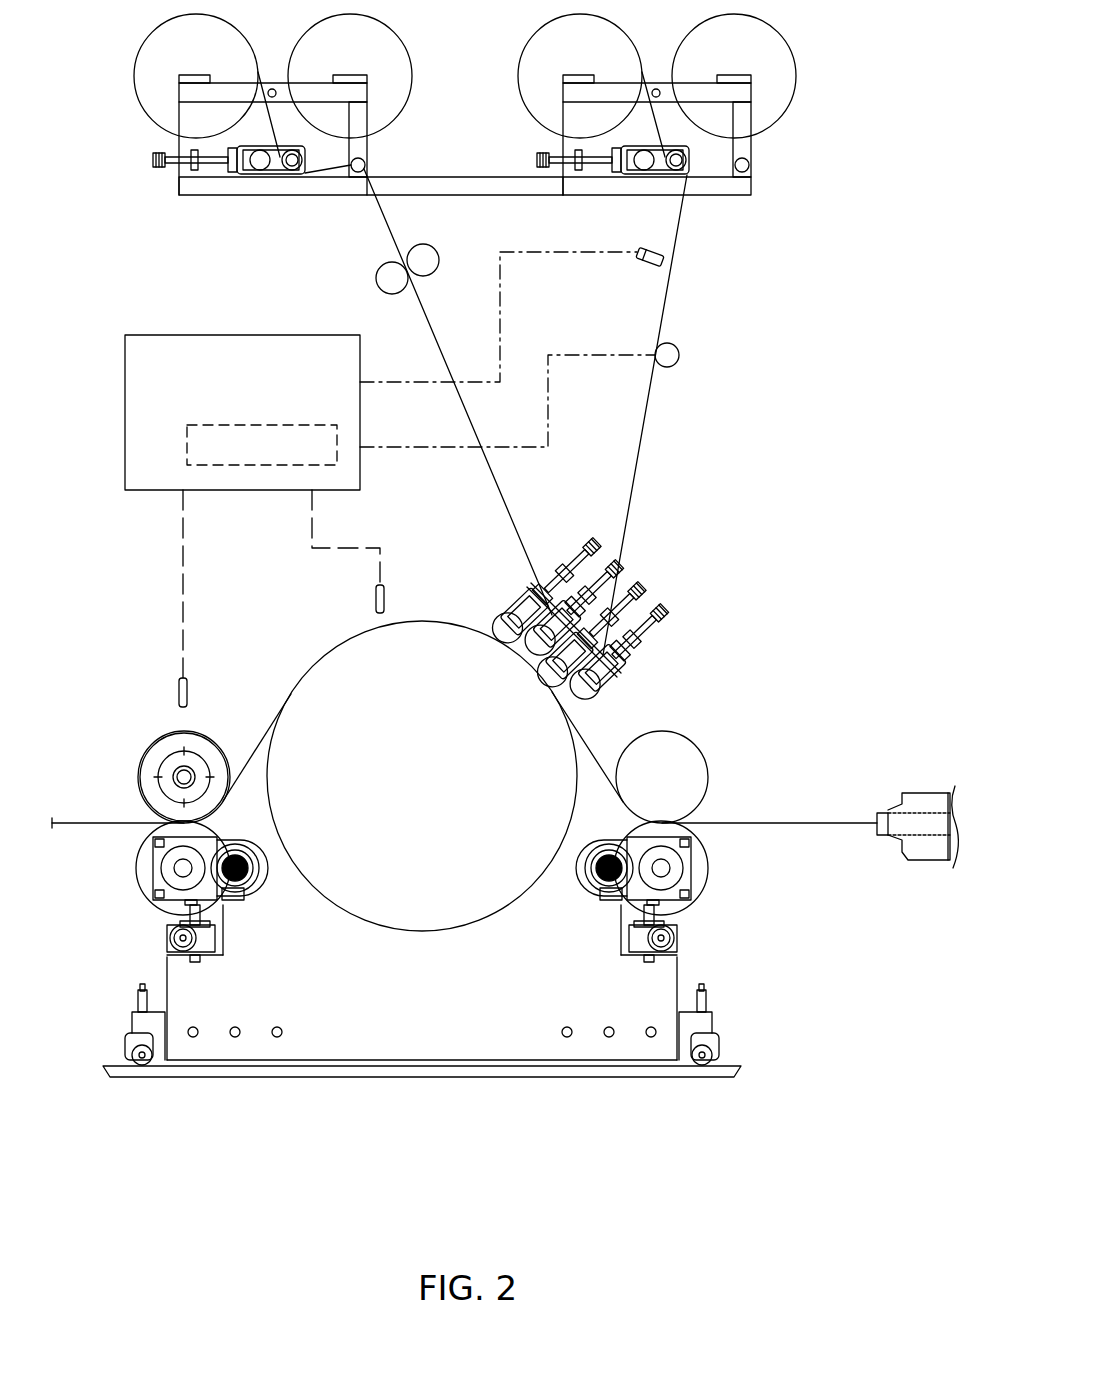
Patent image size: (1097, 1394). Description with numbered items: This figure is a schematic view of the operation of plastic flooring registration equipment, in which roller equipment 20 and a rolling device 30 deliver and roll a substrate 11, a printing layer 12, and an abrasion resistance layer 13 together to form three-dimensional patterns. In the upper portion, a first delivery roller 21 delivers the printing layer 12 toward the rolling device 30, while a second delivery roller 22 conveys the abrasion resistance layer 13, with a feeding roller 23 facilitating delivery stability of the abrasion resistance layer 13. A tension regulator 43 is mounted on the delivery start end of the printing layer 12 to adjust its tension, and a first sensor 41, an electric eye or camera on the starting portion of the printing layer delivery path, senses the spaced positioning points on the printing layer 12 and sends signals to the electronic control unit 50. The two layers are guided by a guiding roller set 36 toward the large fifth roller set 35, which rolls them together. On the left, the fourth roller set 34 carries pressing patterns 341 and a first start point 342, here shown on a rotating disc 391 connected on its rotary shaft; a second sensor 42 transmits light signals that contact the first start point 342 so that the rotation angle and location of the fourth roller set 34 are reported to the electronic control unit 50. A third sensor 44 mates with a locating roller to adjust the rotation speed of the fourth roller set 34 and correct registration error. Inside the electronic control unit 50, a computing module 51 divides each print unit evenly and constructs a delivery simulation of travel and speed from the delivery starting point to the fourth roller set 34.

The substrate 11 is at (792, 823).
The printing layer 12 is at (677, 237).
The abrasion resistance layer 13 is at (387, 222).
The roller equipment 20 is at (840, 339).
The first delivery roller 21 is at (745, 147).
The second delivery roller 22 is at (185, 142).
The feeding roller 23 is at (395, 280).
The rolling device 30 is at (400, 1035).
The fourth roller set 34 is at (150, 760).
The pressing patterns 341 is at (140, 775).
The first start point 342 is at (193, 758).
The rotating disc 391 is at (163, 768).
The fifth roller set 35 is at (367, 927).
The guiding roller set 36 is at (670, 576).
The first sensor 41 is at (647, 262).
The second sensor 42 is at (180, 690).
The tension regulator 43 is at (673, 360).
The third sensor 44 is at (375, 605).
The electronic control unit 50 is at (137, 417).
The computing module 51 is at (332, 453).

#####

- What is being asked:
Please return the entries above verbatim, from their start through the line containing "The rolling device 30 is at (400, 1035).", and leave the pictures out of your answer.

- Expected answer:
Patent image size: (1097, 1394). Description with numbered items: This figure is a schematic view of the operation of plastic flooring registration equipment, in which roller equipment 20 and a rolling device 30 deliver and roll a substrate 11, a printing layer 12, and an abrasion resistance layer 13 together to form three-dimensional patterns. In the upper portion, a first delivery roller 21 delivers the printing layer 12 toward the rolling device 30, while a second delivery roller 22 conveys the abrasion resistance layer 13, with a feeding roller 23 facilitating delivery stability of the abrasion resistance layer 13. A tension regulator 43 is mounted on the delivery start end of the printing layer 12 to adjust its tension, and a first sensor 41, an electric eye or camera on the starting portion of the printing layer delivery path, senses the spaced positioning points on the printing layer 12 and sends signals to the electronic control unit 50. The two layers are guided by a guiding roller set 36 toward the large fifth roller set 35, which rolls them together. On the left, the fourth roller set 34 carries pressing patterns 341 and a first start point 342, here shown on a rotating disc 391 connected on its rotary shaft; a second sensor 42 transmits light signals that contact the first start point 342 so that the rotation angle and location of the fourth roller set 34 are reported to the electronic control unit 50. A third sensor 44 mates with a locating roller to adjust the rotation speed of the fourth roller set 34 and correct registration error. Inside the electronic control unit 50, a computing module 51 divides each print unit evenly and constructs a delivery simulation of travel and speed from the delivery starting point to the fourth roller set 34.

The substrate 11 is at (792, 823).
The printing layer 12 is at (677, 237).
The abrasion resistance layer 13 is at (387, 222).
The roller equipment 20 is at (840, 339).
The first delivery roller 21 is at (745, 147).
The second delivery roller 22 is at (185, 142).
The feeding roller 23 is at (395, 280).
The rolling device 30 is at (400, 1035).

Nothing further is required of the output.